Your goal ▸ Determine how many lines below hold the string "наші". Reply with the number alone.

Data extract ▸
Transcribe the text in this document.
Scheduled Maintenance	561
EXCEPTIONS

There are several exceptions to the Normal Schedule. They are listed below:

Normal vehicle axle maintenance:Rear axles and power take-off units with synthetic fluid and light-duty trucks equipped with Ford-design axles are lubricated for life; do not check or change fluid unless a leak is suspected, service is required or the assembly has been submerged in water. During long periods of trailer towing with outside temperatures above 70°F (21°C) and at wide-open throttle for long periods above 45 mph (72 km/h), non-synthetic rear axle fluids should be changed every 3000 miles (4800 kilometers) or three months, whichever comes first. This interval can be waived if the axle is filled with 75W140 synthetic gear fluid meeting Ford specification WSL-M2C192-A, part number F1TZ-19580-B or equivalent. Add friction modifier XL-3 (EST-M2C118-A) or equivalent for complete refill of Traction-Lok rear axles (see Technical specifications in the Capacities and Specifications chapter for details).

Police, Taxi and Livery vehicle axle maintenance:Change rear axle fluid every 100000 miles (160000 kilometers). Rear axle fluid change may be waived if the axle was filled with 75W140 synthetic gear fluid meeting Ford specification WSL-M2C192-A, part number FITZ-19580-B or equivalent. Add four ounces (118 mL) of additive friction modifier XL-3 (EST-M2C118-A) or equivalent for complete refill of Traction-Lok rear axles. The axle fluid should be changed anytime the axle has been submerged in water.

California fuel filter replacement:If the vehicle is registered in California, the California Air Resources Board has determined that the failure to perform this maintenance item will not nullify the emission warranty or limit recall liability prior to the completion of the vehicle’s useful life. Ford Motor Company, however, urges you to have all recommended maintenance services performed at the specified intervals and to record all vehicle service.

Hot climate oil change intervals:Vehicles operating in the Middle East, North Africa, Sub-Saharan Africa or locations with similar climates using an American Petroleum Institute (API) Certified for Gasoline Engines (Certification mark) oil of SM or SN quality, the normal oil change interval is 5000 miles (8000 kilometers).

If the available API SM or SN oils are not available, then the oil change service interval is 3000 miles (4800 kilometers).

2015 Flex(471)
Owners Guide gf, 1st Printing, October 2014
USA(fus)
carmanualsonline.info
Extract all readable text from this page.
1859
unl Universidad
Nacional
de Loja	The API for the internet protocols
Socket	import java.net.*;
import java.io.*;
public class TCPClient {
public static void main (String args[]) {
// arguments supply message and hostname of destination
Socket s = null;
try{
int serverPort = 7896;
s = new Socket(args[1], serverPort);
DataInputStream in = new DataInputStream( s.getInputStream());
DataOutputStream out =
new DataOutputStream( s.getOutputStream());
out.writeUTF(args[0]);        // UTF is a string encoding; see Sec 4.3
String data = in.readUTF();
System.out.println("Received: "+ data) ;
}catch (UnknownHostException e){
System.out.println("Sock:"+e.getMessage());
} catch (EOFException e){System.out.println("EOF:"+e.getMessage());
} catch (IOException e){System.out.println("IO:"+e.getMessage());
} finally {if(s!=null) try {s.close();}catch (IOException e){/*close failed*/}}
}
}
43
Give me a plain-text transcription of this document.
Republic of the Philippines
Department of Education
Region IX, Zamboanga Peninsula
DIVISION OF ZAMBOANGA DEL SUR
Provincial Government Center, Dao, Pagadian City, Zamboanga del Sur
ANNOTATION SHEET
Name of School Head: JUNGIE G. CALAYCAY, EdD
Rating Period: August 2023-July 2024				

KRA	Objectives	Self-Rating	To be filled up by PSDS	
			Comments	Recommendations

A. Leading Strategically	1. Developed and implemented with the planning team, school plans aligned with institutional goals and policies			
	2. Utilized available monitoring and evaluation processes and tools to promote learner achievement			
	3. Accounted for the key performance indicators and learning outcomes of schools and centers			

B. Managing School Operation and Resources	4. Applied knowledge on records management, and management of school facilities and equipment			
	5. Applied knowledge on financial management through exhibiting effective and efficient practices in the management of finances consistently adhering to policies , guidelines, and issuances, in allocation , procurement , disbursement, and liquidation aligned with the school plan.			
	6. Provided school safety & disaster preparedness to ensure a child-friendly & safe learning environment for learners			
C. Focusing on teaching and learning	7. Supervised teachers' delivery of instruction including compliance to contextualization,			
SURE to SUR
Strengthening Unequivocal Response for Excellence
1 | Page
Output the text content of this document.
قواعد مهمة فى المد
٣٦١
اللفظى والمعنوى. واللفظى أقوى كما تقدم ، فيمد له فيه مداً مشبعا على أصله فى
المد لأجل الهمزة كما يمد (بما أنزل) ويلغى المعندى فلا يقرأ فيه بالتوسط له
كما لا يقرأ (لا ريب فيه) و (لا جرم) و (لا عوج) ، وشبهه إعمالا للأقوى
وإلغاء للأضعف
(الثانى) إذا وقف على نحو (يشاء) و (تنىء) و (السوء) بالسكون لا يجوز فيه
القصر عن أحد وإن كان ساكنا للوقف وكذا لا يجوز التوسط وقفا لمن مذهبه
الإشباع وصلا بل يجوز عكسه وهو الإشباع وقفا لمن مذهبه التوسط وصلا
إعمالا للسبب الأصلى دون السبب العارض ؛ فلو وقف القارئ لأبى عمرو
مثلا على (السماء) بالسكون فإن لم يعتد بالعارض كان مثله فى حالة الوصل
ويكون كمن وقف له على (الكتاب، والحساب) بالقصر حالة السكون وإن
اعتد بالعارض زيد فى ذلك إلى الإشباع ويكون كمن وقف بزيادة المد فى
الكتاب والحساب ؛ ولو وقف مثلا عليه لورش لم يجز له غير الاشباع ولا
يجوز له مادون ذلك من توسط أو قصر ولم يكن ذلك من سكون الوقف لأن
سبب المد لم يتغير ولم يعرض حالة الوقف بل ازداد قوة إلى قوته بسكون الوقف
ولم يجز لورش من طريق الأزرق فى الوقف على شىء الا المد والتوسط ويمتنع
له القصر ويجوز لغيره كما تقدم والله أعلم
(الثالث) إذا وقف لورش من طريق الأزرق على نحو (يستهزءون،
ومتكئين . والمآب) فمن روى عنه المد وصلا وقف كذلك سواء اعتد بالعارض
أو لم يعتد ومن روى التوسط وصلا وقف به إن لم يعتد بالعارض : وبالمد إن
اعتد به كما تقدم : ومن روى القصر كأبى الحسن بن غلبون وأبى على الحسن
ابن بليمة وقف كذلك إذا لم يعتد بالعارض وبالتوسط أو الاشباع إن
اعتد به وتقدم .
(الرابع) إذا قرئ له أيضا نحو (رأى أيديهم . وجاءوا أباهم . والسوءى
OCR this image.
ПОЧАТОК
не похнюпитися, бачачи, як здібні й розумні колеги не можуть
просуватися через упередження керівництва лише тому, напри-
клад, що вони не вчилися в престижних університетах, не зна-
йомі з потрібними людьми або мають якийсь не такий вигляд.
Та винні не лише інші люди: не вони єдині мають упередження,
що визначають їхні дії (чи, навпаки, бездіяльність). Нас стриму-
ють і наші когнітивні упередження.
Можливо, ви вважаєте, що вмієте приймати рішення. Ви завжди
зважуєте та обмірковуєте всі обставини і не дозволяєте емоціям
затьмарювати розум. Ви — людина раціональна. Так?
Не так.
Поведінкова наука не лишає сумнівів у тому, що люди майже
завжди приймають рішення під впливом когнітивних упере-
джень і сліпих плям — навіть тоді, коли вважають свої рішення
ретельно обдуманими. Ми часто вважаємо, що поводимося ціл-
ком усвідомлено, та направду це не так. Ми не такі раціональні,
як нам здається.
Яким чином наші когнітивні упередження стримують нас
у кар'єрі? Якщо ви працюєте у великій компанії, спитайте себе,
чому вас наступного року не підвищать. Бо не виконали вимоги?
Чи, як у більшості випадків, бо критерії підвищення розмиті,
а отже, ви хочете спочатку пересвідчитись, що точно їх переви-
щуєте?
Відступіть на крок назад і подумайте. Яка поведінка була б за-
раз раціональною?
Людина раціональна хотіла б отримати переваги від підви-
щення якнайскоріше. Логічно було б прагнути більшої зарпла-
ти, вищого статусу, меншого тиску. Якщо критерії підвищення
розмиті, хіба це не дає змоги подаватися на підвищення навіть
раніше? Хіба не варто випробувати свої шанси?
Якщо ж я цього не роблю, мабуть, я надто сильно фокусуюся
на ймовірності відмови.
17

Result of the exercise ▸ 2